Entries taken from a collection
start
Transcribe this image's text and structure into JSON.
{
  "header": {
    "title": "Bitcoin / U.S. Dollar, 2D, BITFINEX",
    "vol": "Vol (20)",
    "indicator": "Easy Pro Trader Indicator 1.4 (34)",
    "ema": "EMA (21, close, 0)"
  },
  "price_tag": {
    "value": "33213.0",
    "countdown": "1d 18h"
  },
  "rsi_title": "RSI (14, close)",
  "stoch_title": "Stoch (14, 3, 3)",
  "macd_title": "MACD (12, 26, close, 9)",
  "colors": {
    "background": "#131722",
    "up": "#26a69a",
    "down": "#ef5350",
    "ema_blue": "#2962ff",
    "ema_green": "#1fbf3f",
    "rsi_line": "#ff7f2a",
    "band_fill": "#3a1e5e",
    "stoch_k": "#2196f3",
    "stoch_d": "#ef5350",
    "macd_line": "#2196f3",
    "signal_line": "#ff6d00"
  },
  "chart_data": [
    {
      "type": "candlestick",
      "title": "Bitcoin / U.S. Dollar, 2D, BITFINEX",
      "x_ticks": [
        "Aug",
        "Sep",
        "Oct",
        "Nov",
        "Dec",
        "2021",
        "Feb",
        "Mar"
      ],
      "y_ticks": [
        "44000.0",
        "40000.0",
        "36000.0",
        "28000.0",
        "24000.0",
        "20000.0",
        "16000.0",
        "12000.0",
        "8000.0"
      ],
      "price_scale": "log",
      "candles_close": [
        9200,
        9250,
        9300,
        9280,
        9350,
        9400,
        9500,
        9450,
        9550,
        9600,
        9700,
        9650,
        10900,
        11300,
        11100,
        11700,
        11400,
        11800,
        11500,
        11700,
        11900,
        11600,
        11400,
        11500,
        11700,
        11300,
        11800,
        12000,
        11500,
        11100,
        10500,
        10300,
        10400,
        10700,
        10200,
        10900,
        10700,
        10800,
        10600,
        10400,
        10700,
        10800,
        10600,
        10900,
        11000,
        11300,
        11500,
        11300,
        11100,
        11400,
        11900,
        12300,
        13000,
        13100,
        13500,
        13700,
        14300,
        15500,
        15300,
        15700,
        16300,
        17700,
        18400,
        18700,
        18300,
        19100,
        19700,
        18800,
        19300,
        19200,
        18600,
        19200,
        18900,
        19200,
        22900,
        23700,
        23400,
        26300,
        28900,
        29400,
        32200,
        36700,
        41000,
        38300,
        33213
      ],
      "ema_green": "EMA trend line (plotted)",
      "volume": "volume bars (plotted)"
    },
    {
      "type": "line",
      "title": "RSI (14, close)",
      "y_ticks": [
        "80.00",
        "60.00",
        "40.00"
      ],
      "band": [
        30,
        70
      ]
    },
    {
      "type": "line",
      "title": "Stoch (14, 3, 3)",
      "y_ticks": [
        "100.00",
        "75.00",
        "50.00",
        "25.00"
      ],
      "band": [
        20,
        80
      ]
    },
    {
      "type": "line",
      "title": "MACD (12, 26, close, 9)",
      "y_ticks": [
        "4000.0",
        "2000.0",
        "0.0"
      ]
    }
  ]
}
end
Return the lines above exactly, keeping every word.

## Final result
Transcribe this image's text and structure into JSON.
{
  "header": {
    "title": "Bitcoin / U.S. Dollar, 2D, BITFINEX",
    "vol": "Vol (20)",
    "indicator": "Easy Pro Trader Indicator 1.4 (34)",
    "ema": "EMA (21, close, 0)"
  },
  "price_tag": {
    "value": "33213.0",
    "countdown": "1d 18h"
  },
  "rsi_title": "RSI (14, close)",
  "stoch_title": "Stoch (14, 3, 3)",
  "macd_title": "MACD (12, 26, close, 9)",
  "colors": {
    "background": "#131722",
    "up": "#26a69a",
    "down": "#ef5350",
    "ema_blue": "#2962ff",
    "ema_green": "#1fbf3f",
    "rsi_line": "#ff7f2a",
    "band_fill": "#3a1e5e",
    "stoch_k": "#2196f3",
    "stoch_d": "#ef5350",
    "macd_line": "#2196f3",
    "signal_line": "#ff6d00"
  },
  "chart_data": [
    {
      "type": "candlestick",
      "title": "Bitcoin / U.S. Dollar, 2D, BITFINEX",
      "x_ticks": [
        "Aug",
        "Sep",
        "Oct",
        "Nov",
        "Dec",
        "2021",
        "Feb",
        "Mar"
      ],
      "y_ticks": [
        "44000.0",
        "40000.0",
        "36000.0",
        "28000.0",
        "24000.0",
        "20000.0",
        "16000.0",
        "12000.0",
        "8000.0"
      ],
      "price_scale": "log",
      "candles_close": [
        9200,
        9250,
        9300,
        9280,
        9350,
        9400,
        9500,
        9450,
        9550,
        9600,
        9700,
        9650,
        10900,
        11300,
        11100,
        11700,
        11400,
        11800,
        11500,
        11700,
        11900,
        11600,
        11400,
        11500,
        11700,
        11300,
        11800,
        12000,
        11500,
        11100,
        10500,
        10300,
        10400,
        10700,
        10200,
        10900,
        10700,
        10800,
        10600,
        10400,
        10700,
        10800,
        10600,
        10900,
        11000,
        11300,
        11500,
        11300,
        11100,
        11400,
        11900,
        12300,
        13000,
        13100,
        13500,
        13700,
        14300,
        15500,
        15300,
        15700,
        16300,
        17700,
        18400,
        18700,
        18300,
        19100,
        19700,
        18800,
        19300,
        19200,
        18600,
        19200,
        18900,
        19200,
        22900,
        23700,
        23400,
        26300,
        28900,
        29400,
        32200,
        36700,
        41000,
        38300,
        33213
      ],
      "ema_green": "EMA trend line (plotted)",
      "volume": "volume bars (plotted)"
    },
    {
      "type": "line",
      "title": "RSI (14, close)",
      "y_ticks": [
        "80.00",
        "60.00",
        "40.00"
      ],
      "band": [
        30,
        70
      ]
    },
    {
      "type": "line",
      "title": "Stoch (14, 3, 3)",
      "y_ticks": [
        "100.00",
        "75.00",
        "50.00",
        "25.00"
      ],
      "band": [
        20,
        80
      ]
    },
    {
      "type": "line",
      "title": "MACD (12, 26, close, 9)",
      "y_ticks": [
        "4000.0",
        "2000.0",
        "0.0"
      ]
    }
  ]
}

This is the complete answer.